Objective = Every entry here needs to be repeated exactly.
********
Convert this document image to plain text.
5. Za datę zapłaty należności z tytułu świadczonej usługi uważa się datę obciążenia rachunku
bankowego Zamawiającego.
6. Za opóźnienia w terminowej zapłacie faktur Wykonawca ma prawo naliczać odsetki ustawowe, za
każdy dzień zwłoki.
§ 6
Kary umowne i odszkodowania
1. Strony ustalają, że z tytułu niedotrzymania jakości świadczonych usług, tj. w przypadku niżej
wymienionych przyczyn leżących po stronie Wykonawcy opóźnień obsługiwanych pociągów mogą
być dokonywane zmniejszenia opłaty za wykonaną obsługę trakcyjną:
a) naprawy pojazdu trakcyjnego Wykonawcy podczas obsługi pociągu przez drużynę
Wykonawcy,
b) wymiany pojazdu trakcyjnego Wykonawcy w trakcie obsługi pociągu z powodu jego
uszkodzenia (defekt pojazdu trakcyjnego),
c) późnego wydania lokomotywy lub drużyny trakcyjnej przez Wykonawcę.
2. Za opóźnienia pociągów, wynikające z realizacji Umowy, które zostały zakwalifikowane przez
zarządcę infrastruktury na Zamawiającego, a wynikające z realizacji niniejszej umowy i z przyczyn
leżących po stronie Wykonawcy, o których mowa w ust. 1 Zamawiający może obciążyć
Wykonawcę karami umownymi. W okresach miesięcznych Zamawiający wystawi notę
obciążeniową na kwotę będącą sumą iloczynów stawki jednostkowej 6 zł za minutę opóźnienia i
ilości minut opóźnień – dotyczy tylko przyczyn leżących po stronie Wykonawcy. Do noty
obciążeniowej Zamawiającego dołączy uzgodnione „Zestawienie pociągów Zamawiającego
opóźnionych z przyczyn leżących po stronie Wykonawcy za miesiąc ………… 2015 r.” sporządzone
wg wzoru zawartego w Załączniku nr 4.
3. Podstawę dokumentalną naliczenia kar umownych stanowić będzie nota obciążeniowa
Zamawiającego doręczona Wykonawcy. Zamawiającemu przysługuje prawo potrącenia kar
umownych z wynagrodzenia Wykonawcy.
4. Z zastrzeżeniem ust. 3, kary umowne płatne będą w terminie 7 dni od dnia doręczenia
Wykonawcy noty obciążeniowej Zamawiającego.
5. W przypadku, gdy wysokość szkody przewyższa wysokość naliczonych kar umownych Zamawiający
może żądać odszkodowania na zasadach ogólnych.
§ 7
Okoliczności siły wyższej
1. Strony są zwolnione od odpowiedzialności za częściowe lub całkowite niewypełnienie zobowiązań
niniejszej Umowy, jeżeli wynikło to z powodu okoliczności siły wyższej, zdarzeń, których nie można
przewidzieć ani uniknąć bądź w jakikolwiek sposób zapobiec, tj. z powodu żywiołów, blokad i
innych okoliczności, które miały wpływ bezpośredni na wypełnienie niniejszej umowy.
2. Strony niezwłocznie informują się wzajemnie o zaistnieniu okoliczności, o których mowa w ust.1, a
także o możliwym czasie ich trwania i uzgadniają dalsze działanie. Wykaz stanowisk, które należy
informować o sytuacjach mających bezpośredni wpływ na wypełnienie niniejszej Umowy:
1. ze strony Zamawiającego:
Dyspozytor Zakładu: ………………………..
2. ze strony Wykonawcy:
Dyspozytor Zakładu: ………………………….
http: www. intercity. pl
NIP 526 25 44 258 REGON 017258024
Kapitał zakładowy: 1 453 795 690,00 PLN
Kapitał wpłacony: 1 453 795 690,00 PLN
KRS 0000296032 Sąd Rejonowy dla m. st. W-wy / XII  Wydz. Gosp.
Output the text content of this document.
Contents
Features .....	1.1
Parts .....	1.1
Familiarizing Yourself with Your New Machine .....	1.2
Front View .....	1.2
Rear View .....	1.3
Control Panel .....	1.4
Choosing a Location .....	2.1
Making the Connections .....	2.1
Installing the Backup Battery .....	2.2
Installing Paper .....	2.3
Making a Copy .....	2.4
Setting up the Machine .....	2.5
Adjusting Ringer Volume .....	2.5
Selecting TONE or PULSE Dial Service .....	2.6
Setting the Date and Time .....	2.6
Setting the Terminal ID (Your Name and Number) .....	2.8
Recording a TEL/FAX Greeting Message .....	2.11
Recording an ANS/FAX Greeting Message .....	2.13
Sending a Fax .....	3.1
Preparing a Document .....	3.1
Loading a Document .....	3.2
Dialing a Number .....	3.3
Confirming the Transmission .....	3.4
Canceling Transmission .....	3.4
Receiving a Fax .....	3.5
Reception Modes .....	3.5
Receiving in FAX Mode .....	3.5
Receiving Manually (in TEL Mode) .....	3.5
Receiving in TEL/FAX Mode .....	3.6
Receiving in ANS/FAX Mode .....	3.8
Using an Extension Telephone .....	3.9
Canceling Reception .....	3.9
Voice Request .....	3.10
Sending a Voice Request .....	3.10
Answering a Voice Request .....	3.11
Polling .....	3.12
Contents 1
********
Result =
Convert this document image to plain text.
5. Za datę zapłaty należności z tytułu świadczonej usługi uważa się datę obciążenia rachunku
bankowego Zamawiającego.
6. Za opóźnienia w terminowej zapłacie faktur Wykonawca ma prawo naliczać odsetki ustawowe, za
każdy dzień zwłoki.
§ 6
Kary umowne i odszkodowania
1. Strony ustalają, że z tytułu niedotrzymania jakości świadczonych usług, tj. w przypadku niżej
wymienionych przyczyn leżących po stronie Wykonawcy opóźnień obsługiwanych pociągów mogą
być dokonywane zmniejszenia opłaty za wykonaną obsługę trakcyjną:
a) naprawy pojazdu trakcyjnego Wykonawcy podczas obsługi pociągu przez drużynę
Wykonawcy,
b) wymiany pojazdu trakcyjnego Wykonawcy w trakcie obsługi pociągu z powodu jego
uszkodzenia (defekt pojazdu trakcyjnego),
c) późnego wydania lokomotywy lub drużyny trakcyjnej przez Wykonawcę.
2. Za opóźnienia pociągów, wynikające z realizacji Umowy, które zostały zakwalifikowane przez
zarządcę infrastruktury na Zamawiającego, a wynikające z realizacji niniejszej umowy i z przyczyn
leżących po stronie Wykonawcy, o których mowa w ust. 1 Zamawiający może obciążyć
Wykonawcę karami umownymi. W okresach miesięcznych Zamawiający wystawi notę
obciążeniową na kwotę będącą sumą iloczynów stawki jednostkowej 6 zł za minutę opóźnienia i
ilości minut opóźnień – dotyczy tylko przyczyn leżących po stronie Wykonawcy. Do noty
obciążeniowej Zamawiającego dołączy uzgodnione „Zestawienie pociągów Zamawiającego
opóźnionych z przyczyn leżących po stronie Wykonawcy za miesiąc ………… 2015 r.” sporządzone
wg wzoru zawartego w Załączniku nr 4.
3. Podstawę dokumentalną naliczenia kar umownych stanowić będzie nota obciążeniowa
Zamawiającego doręczona Wykonawcy. Zamawiającemu przysługuje prawo potrącenia kar
umownych z wynagrodzenia Wykonawcy.
4. Z zastrzeżeniem ust. 3, kary umowne płatne będą w terminie 7 dni od dnia doręczenia
Wykonawcy noty obciążeniowej Zamawiającego.
5. W przypadku, gdy wysokość szkody przewyższa wysokość naliczonych kar umownych Zamawiający
może żądać odszkodowania na zasadach ogólnych.
§ 7
Okoliczności siły wyższej
1. Strony są zwolnione od odpowiedzialności za częściowe lub całkowite niewypełnienie zobowiązań
niniejszej Umowy, jeżeli wynikło to z powodu okoliczności siły wyższej, zdarzeń, których nie można
przewidzieć ani uniknąć bądź w jakikolwiek sposób zapobiec, tj. z powodu żywiołów, blokad i
innych okoliczności, które miały wpływ bezpośredni na wypełnienie niniejszej umowy.
2. Strony niezwłocznie informują się wzajemnie o zaistnieniu okoliczności, o których mowa w ust.1, a
także o możliwym czasie ich trwania i uzgadniają dalsze działanie. Wykaz stanowisk, które należy
informować o sytuacjach mających bezpośredni wpływ na wypełnienie niniejszej Umowy:
1. ze strony Zamawiającego:
Dyspozytor Zakładu: ………………………..
2. ze strony Wykonawcy:
Dyspozytor Zakładu: ………………………….
http: www. intercity. pl
NIP 526 25 44 258 REGON 017258024
Kapitał zakładowy: 1 453 795 690,00 PLN
Kapitał wpłacony: 1 453 795 690,00 PLN
KRS 0000296032 Sąd Rejonowy dla m. st. W-wy / XII  Wydz. Gosp.
Output the text content of this document.
Contents
Features .....	1.1
Parts .....	1.1
Familiarizing Yourself with Your New Machine .....	1.2
Front View .....	1.2
Rear View .....	1.3
Control Panel .....	1.4
Choosing a Location .....	2.1
Making the Connections .....	2.1
Installing the Backup Battery .....	2.2
Installing Paper .....	2.3
Making a Copy .....	2.4
Setting up the Machine .....	2.5
Adjusting Ringer Volume .....	2.5
Selecting TONE or PULSE Dial Service .....	2.6
Setting the Date and Time .....	2.6
Setting the Terminal ID (Your Name and Number) .....	2.8
Recording a TEL/FAX Greeting Message .....	2.11
Recording an ANS/FAX Greeting Message .....	2.13
Sending a Fax .....	3.1
Preparing a Document .....	3.1
Loading a Document .....	3.2
Dialing a Number .....	3.3
Confirming the Transmission .....	3.4
Canceling Transmission .....	3.4
Receiving a Fax .....	3.5
Reception Modes .....	3.5
Receiving in FAX Mode .....	3.5
Receiving Manually (in TEL Mode) .....	3.5
Receiving in TEL/FAX Mode .....	3.6
Receiving in ANS/FAX Mode .....	3.8
Using an Extension Telephone .....	3.9
Canceling Reception .....	3.9
Voice Request .....	3.10
Sending a Voice Request .....	3.10
Answering a Voice Request .....	3.11
Polling .....	3.12
Contents 1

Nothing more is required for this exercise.